Copy every line of the listing that holds the string "voorschool".

- - -

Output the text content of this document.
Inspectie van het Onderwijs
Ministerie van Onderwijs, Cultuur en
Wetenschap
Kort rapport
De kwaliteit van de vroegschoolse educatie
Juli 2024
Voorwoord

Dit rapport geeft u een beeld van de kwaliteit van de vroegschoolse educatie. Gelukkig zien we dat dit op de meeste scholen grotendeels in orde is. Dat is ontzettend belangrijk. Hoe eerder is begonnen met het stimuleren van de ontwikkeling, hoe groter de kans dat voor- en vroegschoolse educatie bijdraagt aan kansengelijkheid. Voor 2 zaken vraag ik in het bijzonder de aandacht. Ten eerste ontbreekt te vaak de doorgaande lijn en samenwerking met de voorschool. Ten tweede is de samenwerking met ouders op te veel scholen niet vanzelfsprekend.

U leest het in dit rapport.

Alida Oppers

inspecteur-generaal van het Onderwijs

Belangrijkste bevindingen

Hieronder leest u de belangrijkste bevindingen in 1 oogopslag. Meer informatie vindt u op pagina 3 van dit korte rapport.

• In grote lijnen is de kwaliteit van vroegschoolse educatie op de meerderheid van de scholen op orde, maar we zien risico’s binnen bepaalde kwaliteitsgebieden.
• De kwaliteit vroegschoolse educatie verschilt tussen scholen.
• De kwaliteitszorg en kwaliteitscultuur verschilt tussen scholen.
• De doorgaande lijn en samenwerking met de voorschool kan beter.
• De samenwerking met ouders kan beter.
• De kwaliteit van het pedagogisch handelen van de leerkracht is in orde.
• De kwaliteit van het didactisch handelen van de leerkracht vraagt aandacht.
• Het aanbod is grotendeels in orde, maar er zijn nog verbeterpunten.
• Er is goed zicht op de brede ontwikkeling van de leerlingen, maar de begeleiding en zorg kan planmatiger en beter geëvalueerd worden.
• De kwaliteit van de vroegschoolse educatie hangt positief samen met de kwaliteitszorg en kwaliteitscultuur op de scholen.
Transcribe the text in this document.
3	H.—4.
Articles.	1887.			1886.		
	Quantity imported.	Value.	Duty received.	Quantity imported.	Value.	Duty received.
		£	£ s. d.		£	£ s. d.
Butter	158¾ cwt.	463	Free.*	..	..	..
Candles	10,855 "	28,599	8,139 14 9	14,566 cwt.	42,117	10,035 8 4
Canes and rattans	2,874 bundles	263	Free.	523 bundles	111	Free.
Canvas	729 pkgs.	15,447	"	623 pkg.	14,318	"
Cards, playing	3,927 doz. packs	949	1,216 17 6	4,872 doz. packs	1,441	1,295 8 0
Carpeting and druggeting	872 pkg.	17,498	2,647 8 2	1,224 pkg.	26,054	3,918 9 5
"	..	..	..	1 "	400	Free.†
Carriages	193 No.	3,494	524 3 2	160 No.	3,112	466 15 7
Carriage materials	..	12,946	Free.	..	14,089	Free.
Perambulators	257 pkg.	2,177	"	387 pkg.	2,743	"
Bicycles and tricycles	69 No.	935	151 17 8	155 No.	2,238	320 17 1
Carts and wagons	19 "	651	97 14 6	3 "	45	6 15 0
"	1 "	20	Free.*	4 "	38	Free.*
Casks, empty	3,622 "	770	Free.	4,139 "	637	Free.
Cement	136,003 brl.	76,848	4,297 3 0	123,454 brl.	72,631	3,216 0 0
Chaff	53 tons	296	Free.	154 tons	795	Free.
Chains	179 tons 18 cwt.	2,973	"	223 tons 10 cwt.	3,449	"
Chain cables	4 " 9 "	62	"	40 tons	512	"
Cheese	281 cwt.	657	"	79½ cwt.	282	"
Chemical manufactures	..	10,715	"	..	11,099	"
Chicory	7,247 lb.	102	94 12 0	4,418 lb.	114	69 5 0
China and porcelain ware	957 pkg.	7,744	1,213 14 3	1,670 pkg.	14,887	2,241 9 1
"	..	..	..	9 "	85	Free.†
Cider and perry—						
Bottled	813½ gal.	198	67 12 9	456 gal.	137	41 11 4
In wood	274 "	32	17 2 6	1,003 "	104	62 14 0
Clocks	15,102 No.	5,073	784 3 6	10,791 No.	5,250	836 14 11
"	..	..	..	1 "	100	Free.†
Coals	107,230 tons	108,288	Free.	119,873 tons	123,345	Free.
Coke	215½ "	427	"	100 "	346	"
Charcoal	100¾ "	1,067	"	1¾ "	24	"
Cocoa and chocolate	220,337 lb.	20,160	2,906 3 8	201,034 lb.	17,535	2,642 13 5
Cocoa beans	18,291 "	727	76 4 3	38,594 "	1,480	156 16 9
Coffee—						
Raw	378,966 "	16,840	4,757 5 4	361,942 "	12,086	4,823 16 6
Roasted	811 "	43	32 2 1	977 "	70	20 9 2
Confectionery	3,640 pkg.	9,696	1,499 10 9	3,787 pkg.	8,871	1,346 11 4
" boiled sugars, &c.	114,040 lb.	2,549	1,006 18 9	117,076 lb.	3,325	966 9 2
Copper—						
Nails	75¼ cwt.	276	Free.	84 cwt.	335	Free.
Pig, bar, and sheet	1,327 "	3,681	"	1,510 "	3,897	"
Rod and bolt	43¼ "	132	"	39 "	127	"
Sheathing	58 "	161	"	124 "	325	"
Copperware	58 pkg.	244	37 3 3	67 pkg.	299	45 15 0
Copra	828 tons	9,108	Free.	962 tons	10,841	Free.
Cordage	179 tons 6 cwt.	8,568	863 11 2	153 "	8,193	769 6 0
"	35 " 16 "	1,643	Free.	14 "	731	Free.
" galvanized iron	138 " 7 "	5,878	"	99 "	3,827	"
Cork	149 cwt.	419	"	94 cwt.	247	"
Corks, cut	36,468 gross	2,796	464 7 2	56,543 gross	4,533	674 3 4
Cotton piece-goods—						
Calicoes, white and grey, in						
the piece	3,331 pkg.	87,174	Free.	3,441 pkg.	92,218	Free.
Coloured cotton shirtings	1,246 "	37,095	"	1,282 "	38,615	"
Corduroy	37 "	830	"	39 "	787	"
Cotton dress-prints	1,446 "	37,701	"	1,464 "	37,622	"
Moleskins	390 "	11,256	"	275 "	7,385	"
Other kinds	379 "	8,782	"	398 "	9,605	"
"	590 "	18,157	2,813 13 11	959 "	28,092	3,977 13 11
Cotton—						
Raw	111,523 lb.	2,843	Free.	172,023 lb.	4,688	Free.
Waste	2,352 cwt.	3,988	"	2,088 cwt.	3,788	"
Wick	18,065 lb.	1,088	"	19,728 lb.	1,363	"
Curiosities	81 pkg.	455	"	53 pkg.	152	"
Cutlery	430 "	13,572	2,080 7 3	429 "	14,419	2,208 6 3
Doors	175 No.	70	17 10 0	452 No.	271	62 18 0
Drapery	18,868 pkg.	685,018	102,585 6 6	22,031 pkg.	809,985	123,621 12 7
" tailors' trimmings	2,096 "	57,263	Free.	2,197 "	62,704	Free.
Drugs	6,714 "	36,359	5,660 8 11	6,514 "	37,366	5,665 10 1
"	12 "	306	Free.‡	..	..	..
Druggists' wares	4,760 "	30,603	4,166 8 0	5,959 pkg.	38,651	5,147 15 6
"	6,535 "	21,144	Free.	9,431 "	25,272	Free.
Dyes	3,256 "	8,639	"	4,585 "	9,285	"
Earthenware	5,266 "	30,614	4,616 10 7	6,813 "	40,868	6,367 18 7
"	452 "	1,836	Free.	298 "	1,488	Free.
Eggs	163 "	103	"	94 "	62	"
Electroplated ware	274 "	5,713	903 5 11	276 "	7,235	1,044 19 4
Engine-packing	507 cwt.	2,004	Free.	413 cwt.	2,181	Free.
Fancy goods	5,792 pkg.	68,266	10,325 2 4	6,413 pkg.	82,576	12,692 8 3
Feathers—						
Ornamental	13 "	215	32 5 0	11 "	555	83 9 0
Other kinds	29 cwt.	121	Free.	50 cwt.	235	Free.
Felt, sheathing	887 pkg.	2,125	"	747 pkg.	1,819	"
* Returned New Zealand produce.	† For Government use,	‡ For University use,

- - -

Full output:
Dit rapport geeft u een beeld van de kwaliteit van de vroegschoolse educatie. Gelukkig zien we dat dit op de meeste scholen grotendeels in orde is. Dat is ontzettend belangrijk. Hoe eerder is begonnen met het stimuleren van de ontwikkeling, hoe groter de kans dat voor- en vroegschoolse educatie bijdraagt aan kansengelijkheid. Voor 2 zaken vraag ik in het bijzonder de aandacht. Ten eerste ontbreekt te vaak de doorgaande lijn en samenwerking met de voorschool. Ten tweede is de samenwerking met ouders op te veel scholen niet vanzelfsprekend.
• De doorgaande lijn en samenwerking met de voorschool kan beter.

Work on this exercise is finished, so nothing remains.